**Problem to work on:**
Extract the lines that carry the string "Plasma" from the listing.

· · · · ·

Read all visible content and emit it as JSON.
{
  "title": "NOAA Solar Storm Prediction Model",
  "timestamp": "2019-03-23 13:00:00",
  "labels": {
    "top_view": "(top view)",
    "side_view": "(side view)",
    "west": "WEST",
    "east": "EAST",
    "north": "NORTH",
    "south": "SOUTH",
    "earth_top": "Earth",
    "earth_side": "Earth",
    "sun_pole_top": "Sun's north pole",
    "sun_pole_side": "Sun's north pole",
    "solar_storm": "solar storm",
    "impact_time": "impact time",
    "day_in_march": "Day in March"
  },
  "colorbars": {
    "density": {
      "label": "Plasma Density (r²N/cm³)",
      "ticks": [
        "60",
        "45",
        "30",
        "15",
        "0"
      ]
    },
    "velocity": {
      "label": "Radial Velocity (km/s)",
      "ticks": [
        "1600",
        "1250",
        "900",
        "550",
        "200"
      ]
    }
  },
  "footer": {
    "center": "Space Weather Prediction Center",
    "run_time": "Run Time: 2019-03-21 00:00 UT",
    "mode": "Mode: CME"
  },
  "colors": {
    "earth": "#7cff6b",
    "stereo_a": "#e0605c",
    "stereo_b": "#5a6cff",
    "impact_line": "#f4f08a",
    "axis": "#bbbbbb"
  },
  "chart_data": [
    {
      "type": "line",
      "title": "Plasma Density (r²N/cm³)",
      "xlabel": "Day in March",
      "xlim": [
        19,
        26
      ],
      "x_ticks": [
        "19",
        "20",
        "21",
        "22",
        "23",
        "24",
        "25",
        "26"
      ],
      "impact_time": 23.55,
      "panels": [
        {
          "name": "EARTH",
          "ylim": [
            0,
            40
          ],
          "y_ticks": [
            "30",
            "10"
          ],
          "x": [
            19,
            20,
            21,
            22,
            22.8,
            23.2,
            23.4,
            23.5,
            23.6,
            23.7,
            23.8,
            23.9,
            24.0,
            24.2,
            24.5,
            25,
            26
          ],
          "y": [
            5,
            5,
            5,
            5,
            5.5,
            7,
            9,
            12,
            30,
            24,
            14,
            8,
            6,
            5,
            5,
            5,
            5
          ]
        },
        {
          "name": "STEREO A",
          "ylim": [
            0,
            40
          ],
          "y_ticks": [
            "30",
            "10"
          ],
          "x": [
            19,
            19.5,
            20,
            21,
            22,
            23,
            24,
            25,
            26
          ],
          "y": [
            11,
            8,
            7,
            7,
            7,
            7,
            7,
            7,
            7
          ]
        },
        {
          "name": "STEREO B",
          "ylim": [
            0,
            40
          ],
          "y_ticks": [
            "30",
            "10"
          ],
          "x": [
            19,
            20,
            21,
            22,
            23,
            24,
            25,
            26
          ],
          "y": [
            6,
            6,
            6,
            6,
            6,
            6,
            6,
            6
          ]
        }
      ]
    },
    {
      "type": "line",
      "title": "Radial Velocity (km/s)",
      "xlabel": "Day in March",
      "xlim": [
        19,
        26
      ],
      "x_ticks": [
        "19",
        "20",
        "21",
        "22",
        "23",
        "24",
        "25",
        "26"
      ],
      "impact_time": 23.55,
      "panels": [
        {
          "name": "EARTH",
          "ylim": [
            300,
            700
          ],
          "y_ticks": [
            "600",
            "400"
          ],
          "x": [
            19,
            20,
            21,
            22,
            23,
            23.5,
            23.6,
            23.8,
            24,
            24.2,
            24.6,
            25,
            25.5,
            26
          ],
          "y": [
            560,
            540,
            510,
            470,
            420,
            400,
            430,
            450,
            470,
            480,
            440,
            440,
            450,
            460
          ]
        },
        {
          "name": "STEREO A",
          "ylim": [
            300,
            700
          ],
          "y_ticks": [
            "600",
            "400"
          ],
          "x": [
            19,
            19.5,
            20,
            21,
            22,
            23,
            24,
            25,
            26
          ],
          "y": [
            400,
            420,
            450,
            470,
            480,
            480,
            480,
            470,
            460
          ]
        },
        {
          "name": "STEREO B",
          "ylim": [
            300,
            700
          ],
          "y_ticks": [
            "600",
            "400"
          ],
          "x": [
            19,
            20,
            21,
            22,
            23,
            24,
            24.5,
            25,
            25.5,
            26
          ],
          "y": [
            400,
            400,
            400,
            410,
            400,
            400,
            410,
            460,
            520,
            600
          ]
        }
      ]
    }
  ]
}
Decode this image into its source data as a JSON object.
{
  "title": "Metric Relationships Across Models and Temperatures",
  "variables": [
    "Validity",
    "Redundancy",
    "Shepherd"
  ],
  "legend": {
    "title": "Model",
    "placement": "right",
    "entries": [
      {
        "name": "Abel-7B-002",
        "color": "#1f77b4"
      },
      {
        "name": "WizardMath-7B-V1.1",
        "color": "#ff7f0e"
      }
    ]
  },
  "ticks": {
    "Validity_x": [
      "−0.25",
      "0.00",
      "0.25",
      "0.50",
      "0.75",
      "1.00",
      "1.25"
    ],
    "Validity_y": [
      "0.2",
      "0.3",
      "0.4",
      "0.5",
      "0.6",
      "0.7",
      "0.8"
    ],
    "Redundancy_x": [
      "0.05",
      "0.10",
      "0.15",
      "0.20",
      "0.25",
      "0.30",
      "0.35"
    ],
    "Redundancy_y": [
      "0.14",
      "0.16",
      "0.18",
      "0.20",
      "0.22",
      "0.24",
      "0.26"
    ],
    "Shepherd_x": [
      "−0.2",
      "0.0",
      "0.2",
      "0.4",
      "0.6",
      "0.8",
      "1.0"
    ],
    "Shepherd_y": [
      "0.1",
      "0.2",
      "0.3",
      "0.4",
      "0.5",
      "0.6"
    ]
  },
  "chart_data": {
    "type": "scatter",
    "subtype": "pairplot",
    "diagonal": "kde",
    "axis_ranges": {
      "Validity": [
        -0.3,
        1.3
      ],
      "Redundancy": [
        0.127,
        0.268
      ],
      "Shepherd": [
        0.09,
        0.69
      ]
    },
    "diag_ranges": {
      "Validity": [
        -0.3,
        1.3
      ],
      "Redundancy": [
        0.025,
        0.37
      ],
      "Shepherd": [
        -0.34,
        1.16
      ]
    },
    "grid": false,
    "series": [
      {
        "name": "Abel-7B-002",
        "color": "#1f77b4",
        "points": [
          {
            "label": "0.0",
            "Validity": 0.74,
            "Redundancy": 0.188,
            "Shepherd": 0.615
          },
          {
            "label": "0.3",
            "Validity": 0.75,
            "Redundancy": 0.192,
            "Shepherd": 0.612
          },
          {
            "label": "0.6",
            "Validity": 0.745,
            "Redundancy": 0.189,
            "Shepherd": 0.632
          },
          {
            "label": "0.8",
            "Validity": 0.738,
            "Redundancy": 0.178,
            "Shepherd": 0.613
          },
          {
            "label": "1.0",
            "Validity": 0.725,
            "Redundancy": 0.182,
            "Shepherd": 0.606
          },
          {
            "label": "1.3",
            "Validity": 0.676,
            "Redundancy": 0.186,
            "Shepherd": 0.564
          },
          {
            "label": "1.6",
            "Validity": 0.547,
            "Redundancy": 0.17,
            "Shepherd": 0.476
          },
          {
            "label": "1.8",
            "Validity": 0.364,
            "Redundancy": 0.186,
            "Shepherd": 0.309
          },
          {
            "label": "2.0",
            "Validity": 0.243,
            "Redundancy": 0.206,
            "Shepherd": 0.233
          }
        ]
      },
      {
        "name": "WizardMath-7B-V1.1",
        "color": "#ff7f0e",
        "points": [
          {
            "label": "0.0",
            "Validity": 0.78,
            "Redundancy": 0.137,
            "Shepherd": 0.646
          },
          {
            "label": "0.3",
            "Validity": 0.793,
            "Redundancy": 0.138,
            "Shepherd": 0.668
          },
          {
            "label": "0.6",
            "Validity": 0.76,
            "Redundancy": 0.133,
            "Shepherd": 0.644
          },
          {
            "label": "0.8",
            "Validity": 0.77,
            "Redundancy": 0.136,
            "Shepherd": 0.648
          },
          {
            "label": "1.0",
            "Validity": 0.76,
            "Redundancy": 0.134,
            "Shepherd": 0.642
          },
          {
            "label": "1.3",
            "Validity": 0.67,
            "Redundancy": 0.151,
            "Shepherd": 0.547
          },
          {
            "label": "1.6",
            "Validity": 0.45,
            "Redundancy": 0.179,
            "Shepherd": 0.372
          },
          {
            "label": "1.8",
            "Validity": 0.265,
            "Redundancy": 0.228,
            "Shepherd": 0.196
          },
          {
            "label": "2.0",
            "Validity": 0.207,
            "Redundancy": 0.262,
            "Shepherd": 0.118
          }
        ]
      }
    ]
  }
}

· · · · ·

**Answer to this problem:**
      "label": "Plasma Density (r²N/cm³)",
      "title": "Plasma Density (r²N/cm³)",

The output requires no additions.